Transcribe the portion of the thesis listing below that runs between "S. hygroscopicus controlled" and "pathogen in soil.", inclusive.

## SELECTED EXTRACT
====

Files in this item
|(no description provided)|
|Title:||Antagonism of Streptomyces Hygroscopicus Var. Geldanus to Rhizoctonia Solani|
|Author(s):||Rothrock, Craig Spear|
|Department / Program:||Plant Pathology|
|Degree Granting Institution:||University of Illinois at Urbana-Champaign|
|Subject(s):||Agriculture, Plant Pathology|
|Abstract:||Antagonism between soil microorganisms is a common phenomenon. However, little is known of the mechanisms by which antagonism occurs. This investigation was designed to understand the nature of antagonism between Streptomyces hygroscopicus var. geldanus and Rhizoctonia solani and the mechanism by which antagonism occurs.
S. hygroscopicus controlled Rhizoctonia root rot of pea in previously sterilized soil if incubated for seven days prior to infesting soil with the pathogen and planting. Disease control was not found without prior incubation. Disease was not controlled in unsterilized soil in which the antagonist was incubated for seven days. In addition to controlling Rhizoctonia root rot, S. hygroscopicus reduced both saprophytic growth of the pathogen and the population of the pathogen in soil.

====

## RECORDS SUPPLIED

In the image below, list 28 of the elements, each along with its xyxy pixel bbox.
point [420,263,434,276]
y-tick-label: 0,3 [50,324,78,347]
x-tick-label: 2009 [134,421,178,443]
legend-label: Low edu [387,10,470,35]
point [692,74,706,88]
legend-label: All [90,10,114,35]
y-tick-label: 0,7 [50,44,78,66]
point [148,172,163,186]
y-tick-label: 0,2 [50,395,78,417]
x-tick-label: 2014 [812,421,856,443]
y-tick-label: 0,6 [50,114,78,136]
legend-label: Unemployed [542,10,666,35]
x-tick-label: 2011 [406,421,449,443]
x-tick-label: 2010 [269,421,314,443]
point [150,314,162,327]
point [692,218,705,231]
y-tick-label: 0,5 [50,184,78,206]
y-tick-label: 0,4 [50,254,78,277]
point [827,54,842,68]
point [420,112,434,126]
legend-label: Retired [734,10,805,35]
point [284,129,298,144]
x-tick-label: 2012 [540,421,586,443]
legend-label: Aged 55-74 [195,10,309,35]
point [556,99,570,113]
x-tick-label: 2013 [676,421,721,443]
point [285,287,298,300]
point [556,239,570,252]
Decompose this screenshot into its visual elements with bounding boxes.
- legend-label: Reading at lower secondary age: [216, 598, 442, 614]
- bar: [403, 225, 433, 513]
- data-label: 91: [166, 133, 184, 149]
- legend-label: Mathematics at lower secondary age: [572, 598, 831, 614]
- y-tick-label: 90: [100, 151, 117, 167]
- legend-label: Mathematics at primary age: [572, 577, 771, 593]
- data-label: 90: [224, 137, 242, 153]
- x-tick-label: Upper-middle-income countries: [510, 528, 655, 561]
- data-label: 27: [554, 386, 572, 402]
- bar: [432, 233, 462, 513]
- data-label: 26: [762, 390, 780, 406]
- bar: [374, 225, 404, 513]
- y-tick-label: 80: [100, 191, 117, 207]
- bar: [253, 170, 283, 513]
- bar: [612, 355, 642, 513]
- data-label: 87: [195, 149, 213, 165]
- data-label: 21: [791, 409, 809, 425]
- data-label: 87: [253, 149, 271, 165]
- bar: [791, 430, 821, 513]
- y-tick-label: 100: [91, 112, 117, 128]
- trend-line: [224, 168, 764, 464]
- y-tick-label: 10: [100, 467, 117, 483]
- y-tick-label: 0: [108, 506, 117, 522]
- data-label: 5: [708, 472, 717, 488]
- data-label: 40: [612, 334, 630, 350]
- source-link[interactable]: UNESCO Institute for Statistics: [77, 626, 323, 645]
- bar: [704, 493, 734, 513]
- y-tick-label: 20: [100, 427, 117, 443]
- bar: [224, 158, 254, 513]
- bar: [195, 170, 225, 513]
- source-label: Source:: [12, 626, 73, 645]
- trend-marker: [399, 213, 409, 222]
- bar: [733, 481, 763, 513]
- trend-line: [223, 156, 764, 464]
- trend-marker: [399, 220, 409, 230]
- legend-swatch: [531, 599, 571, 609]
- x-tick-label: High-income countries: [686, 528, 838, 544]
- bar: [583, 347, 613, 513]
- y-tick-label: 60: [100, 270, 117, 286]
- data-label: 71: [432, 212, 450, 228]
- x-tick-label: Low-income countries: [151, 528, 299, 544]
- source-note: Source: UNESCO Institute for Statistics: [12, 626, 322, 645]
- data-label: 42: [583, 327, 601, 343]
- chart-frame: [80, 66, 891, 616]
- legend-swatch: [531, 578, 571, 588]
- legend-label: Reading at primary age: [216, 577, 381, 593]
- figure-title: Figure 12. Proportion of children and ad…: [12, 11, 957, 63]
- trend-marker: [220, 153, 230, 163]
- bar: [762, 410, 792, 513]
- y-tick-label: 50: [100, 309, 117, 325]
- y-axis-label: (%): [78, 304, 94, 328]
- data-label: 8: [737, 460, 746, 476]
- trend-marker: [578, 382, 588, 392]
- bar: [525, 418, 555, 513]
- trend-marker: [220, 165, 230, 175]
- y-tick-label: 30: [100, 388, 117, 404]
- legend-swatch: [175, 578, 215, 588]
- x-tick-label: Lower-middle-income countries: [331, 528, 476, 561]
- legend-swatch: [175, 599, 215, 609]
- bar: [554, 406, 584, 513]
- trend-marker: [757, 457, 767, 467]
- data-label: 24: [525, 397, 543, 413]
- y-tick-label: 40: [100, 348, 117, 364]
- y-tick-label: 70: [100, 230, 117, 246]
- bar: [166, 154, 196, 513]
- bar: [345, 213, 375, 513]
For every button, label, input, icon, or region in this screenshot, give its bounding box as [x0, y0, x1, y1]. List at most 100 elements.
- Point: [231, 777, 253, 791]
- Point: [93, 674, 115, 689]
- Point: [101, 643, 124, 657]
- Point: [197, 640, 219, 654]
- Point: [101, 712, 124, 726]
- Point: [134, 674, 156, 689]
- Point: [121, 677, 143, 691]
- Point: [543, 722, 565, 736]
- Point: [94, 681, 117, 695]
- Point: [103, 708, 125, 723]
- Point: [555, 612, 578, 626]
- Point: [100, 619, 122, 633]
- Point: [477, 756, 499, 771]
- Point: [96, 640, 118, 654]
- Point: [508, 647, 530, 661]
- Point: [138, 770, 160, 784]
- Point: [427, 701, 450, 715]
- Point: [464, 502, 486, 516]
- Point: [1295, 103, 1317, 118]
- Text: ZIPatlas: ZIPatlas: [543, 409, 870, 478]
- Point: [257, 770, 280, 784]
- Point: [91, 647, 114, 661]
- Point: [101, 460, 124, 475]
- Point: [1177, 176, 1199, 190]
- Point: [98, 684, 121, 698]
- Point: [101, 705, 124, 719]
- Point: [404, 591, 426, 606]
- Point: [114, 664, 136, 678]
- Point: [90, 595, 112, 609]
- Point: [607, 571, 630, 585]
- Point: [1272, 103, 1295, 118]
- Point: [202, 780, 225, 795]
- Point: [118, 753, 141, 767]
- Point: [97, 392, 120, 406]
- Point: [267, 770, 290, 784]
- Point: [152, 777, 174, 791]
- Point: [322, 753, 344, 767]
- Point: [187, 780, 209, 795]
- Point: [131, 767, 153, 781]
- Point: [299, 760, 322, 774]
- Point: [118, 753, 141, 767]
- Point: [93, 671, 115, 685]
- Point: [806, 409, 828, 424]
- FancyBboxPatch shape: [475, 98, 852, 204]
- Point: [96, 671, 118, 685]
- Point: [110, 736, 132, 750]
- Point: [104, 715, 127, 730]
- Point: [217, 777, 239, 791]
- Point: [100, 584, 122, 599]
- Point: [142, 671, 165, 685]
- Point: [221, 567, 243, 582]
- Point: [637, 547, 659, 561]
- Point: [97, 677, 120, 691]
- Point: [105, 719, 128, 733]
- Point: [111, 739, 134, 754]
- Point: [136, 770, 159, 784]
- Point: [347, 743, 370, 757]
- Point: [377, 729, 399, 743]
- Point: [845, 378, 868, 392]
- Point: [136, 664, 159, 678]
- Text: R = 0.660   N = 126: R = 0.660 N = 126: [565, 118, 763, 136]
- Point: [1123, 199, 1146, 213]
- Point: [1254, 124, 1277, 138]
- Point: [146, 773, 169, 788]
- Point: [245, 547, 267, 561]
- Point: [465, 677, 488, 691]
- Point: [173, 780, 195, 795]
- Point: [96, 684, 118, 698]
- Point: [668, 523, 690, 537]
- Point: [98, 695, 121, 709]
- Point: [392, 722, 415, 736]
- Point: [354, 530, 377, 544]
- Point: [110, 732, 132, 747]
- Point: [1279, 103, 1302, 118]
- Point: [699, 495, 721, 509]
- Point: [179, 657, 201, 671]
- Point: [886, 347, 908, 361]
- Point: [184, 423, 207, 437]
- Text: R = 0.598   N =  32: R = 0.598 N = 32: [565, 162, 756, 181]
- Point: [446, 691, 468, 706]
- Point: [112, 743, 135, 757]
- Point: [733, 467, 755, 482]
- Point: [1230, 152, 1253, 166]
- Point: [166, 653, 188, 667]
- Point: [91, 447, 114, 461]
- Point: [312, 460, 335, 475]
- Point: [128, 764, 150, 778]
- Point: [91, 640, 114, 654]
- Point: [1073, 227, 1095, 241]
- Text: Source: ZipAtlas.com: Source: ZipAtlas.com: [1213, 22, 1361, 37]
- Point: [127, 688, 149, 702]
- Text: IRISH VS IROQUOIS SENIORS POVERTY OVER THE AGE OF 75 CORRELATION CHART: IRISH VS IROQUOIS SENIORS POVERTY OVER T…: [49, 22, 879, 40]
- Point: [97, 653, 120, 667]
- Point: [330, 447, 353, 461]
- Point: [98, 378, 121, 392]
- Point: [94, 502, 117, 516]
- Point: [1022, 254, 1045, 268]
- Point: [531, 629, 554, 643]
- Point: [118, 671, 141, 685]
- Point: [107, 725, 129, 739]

====

## REPLY TO THE TASK
S. hygroscopicus controlled Rhizoctonia root rot of pea in previously sterilized soil if incubated for seven days prior to infesting soil with the pathogen and planting. Disease control was not found without prior incubation. Disease was not controlled in unsterilized soil in which the antagonist was incubated for seven days. In addition to controlling Rhizoctonia root rot, S. hygroscopicus reduced both saprophytic growth of the pathogen and the population of the pathogen in soil.